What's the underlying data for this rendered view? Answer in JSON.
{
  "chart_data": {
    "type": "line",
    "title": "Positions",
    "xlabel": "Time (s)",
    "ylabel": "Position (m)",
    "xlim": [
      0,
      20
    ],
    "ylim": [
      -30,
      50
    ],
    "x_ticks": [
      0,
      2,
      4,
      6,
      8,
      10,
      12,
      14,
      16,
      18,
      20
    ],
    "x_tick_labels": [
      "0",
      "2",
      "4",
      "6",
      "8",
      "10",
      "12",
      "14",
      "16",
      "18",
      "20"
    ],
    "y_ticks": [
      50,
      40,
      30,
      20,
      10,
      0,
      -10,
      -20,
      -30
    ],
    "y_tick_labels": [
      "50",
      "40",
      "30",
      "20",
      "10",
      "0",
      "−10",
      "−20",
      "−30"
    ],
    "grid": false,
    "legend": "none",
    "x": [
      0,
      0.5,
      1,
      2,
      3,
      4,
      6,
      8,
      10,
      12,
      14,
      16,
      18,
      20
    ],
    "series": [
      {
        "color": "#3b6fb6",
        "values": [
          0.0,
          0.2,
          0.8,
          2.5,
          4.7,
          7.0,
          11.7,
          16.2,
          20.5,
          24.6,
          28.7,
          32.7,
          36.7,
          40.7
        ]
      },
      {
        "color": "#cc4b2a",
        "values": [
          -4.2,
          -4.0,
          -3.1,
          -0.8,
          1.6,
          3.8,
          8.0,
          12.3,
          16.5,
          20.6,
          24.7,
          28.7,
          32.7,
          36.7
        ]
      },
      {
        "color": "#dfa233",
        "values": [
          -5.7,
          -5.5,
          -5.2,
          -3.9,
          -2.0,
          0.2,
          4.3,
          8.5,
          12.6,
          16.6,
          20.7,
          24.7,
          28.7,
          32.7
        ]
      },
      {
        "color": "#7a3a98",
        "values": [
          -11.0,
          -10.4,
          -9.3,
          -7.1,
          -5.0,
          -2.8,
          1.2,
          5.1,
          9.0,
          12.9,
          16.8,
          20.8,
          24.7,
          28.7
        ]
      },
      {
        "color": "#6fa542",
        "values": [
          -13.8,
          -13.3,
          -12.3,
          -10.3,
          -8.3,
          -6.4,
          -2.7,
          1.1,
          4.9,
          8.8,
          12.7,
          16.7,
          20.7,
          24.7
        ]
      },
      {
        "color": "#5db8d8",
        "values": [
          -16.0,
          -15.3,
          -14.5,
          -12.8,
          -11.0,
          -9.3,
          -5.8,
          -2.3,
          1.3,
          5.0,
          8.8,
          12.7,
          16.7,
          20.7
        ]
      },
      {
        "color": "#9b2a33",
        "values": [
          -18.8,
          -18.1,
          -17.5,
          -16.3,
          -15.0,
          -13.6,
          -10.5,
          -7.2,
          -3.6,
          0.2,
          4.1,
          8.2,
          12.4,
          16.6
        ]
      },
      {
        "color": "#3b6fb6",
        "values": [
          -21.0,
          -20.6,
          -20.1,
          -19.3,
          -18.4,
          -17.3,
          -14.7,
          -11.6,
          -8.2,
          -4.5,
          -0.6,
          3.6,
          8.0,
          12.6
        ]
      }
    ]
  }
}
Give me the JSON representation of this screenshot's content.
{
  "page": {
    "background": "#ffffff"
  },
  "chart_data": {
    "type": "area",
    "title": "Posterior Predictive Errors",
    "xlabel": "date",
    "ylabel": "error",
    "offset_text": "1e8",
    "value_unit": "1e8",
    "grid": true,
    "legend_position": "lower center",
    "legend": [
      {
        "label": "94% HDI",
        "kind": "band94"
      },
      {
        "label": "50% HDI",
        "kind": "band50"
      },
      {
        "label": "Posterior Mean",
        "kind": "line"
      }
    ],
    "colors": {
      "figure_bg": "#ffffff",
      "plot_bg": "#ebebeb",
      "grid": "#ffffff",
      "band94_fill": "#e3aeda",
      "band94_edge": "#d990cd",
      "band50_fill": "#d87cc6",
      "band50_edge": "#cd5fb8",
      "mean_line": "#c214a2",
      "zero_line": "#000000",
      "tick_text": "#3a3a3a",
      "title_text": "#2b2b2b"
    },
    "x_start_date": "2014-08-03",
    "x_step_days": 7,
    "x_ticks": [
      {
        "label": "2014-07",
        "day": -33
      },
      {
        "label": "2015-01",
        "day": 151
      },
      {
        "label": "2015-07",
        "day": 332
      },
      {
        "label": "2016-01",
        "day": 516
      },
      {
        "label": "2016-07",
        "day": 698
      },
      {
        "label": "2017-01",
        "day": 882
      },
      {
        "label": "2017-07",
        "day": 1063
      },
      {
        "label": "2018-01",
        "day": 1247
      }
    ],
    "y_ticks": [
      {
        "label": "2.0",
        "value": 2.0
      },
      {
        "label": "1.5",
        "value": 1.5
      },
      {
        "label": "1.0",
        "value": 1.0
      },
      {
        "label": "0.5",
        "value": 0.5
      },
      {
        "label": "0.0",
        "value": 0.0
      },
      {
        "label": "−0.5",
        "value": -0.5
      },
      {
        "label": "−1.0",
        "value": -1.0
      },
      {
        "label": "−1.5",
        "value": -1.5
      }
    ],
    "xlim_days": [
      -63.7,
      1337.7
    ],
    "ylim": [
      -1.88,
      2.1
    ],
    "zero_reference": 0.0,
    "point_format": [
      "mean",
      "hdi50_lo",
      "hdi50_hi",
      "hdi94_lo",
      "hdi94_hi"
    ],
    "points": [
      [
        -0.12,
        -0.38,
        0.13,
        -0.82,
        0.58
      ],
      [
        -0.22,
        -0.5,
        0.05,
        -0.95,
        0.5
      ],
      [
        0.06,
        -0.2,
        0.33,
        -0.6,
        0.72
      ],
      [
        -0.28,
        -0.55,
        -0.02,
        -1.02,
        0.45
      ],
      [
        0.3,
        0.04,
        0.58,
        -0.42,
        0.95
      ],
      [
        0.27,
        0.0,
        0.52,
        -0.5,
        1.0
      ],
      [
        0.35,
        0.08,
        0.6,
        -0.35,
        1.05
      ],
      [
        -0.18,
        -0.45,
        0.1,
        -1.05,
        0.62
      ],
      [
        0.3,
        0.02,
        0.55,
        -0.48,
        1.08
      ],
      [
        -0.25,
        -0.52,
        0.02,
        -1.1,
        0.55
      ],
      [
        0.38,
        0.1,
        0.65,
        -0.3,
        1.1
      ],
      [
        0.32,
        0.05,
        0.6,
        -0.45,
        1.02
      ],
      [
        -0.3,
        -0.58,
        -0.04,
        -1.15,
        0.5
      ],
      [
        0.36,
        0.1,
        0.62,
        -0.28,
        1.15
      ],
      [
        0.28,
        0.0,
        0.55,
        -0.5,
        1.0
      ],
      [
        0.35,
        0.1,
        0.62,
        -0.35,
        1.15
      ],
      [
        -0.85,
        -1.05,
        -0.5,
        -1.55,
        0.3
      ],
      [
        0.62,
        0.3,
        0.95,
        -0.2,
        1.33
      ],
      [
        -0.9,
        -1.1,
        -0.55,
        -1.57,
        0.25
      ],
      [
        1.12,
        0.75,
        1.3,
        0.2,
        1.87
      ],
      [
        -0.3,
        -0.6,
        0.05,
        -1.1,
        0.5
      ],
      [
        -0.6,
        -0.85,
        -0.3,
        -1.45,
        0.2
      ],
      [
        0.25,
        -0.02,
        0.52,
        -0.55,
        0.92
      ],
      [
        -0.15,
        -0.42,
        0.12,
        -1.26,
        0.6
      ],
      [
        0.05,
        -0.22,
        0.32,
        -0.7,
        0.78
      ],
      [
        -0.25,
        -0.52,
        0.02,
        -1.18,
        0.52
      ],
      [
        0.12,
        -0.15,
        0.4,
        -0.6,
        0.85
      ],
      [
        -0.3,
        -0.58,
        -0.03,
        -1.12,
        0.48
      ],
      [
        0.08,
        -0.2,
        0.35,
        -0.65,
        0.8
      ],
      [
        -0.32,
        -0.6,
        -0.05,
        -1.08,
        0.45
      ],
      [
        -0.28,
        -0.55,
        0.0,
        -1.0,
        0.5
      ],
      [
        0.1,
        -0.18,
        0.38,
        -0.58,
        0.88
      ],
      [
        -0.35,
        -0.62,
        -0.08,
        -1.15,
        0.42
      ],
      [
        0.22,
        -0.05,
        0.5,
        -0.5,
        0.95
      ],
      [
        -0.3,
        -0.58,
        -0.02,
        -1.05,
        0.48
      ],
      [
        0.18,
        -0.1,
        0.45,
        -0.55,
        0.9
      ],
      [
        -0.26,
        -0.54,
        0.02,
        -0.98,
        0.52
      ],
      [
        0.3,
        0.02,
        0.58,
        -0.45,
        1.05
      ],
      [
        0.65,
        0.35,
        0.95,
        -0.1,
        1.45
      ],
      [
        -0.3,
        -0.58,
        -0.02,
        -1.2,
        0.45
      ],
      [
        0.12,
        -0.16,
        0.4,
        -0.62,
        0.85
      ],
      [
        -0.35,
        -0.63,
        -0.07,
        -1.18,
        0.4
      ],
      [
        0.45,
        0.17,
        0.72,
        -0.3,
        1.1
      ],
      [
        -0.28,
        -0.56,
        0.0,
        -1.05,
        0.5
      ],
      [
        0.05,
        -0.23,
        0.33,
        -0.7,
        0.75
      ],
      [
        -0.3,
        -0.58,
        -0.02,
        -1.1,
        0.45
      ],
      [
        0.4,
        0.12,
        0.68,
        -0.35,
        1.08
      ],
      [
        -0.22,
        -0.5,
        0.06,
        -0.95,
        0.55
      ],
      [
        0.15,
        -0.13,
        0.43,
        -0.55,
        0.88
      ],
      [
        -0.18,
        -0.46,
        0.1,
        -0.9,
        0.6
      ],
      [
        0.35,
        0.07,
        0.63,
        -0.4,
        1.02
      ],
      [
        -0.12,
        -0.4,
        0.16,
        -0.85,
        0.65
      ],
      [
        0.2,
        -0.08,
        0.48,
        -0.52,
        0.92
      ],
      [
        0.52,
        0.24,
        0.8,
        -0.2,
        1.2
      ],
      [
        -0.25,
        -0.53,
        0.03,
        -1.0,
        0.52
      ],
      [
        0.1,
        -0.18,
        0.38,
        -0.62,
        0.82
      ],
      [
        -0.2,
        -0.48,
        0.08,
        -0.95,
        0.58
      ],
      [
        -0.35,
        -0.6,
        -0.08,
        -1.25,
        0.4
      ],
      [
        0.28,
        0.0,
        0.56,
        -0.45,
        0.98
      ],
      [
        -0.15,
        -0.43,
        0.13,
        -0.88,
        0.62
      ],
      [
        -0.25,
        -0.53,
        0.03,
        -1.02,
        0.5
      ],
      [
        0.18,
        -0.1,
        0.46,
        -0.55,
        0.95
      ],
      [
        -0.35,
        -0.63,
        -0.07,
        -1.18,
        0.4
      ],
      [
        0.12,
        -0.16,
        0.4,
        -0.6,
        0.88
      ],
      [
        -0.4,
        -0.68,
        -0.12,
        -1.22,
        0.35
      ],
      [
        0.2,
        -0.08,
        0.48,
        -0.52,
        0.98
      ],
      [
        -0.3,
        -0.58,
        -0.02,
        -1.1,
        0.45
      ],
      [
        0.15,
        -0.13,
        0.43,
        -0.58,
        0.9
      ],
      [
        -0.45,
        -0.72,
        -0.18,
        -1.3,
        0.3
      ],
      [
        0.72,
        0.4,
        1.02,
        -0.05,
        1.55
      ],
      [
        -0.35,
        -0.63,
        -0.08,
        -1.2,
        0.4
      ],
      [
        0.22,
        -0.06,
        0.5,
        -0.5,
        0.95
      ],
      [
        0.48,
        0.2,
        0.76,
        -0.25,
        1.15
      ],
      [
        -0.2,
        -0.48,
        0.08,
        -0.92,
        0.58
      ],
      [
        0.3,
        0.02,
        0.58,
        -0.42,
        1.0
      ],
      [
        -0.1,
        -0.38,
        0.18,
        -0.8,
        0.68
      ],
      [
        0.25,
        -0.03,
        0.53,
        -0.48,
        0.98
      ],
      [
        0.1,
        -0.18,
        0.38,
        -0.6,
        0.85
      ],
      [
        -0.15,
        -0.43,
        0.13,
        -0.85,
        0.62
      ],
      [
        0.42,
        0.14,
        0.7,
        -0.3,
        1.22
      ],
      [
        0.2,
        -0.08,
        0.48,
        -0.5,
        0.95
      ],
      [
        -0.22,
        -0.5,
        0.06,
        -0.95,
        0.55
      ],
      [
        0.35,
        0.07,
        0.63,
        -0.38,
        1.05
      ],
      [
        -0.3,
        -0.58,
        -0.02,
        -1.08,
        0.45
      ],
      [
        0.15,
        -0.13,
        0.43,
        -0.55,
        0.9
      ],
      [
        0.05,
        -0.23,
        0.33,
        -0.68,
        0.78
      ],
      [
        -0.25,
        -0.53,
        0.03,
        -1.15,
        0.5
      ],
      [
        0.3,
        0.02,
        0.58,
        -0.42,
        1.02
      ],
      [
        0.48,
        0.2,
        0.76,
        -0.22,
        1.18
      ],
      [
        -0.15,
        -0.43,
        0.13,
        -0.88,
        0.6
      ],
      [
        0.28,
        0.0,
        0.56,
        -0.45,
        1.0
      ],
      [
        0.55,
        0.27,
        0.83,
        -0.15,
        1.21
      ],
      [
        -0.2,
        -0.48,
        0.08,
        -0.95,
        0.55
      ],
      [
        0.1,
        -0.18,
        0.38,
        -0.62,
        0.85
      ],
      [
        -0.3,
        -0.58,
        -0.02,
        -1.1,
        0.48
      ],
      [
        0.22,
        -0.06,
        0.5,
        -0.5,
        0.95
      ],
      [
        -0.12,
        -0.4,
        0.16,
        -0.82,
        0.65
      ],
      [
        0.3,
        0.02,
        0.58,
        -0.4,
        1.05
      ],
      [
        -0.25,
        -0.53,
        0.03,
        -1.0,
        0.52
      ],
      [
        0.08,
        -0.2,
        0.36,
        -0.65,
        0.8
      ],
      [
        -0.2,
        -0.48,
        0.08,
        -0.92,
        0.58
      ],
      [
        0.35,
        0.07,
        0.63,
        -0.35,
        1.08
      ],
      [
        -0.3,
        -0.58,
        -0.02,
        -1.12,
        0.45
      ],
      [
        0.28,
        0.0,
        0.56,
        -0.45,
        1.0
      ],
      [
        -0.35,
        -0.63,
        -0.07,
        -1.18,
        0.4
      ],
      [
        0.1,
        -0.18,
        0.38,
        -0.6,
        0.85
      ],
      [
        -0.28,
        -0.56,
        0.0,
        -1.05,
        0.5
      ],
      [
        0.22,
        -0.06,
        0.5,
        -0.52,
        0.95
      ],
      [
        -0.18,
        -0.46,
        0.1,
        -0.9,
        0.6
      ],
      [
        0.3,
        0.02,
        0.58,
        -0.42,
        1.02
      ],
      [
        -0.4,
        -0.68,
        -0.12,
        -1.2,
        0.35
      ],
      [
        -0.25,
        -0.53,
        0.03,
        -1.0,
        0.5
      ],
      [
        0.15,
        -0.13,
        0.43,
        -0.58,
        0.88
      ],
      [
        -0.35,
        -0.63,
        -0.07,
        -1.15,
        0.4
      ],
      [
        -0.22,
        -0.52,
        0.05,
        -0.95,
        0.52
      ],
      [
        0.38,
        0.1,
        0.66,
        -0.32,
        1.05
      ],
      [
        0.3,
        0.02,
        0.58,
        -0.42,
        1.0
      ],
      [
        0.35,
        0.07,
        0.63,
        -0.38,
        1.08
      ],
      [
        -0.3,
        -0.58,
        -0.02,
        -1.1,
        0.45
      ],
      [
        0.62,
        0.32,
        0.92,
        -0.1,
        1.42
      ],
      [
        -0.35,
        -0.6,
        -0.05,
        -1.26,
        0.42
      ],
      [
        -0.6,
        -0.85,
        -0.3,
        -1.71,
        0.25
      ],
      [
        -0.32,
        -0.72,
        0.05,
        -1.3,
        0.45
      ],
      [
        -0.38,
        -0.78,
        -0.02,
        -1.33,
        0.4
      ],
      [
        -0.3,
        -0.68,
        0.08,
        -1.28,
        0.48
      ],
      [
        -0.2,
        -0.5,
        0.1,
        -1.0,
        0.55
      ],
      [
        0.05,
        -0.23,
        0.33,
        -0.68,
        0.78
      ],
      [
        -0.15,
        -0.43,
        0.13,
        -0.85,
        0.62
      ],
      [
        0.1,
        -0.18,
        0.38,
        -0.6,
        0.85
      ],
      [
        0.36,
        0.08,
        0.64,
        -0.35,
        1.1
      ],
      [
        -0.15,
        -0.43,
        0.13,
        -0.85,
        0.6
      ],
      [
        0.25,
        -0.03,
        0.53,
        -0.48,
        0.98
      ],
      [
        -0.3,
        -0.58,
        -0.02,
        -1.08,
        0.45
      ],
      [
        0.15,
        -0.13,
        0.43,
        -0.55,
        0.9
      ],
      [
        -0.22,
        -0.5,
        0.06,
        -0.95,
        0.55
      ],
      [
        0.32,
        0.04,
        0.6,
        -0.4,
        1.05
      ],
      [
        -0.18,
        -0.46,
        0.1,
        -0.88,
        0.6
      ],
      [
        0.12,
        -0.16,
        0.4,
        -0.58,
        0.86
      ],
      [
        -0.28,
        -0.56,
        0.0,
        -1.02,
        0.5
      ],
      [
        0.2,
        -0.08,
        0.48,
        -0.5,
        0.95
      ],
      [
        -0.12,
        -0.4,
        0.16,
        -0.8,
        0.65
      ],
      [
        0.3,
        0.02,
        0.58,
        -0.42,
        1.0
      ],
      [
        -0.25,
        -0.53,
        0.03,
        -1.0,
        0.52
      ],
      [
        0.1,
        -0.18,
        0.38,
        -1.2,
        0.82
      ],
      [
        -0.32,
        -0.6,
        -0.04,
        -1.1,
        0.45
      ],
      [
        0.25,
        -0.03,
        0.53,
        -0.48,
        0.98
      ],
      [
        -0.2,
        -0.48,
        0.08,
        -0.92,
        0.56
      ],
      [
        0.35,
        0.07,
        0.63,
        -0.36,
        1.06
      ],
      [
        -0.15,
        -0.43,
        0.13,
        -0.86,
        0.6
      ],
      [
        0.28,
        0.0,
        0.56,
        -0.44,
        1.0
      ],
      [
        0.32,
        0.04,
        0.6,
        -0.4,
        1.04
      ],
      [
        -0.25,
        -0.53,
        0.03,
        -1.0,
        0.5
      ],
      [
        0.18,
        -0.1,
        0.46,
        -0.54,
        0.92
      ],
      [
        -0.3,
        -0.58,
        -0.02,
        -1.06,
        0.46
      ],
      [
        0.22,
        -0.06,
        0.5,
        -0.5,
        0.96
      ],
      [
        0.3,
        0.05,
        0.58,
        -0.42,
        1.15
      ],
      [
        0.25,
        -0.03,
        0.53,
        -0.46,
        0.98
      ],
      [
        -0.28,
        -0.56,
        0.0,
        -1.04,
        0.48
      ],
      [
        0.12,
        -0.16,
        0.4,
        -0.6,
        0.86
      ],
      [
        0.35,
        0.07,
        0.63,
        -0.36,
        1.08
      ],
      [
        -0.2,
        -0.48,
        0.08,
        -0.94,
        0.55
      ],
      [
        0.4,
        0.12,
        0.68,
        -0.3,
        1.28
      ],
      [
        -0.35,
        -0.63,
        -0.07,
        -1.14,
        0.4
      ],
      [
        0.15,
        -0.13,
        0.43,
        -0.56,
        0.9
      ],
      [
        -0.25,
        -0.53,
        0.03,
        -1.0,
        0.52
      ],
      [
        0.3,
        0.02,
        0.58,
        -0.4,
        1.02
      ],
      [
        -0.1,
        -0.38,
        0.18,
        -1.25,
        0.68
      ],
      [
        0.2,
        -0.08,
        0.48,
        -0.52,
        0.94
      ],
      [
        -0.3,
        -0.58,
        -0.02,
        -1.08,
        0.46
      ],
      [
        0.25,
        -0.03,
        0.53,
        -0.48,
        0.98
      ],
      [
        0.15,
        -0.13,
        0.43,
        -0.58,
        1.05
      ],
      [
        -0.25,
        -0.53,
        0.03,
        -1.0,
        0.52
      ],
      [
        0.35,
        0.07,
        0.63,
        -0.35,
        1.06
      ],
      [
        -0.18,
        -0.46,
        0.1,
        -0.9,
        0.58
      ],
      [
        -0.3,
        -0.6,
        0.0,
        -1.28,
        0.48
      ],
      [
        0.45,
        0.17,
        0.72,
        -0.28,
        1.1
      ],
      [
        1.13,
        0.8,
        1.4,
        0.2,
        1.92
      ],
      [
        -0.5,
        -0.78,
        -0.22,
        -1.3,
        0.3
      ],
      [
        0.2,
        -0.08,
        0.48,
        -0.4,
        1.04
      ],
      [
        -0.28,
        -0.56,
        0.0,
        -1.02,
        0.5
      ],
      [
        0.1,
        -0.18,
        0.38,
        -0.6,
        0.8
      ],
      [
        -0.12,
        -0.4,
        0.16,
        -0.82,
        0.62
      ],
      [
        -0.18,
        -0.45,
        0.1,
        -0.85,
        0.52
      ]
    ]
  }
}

━━━━━━━━━━

- TASK BRIEF: Go through the records above, find every line with the word "ffffff", and list those lines.

- EXERCISE ANSWER:
    "background": "#ffffff"
      "figure_bg": "#ffffff",
      "grid": "#ffffff",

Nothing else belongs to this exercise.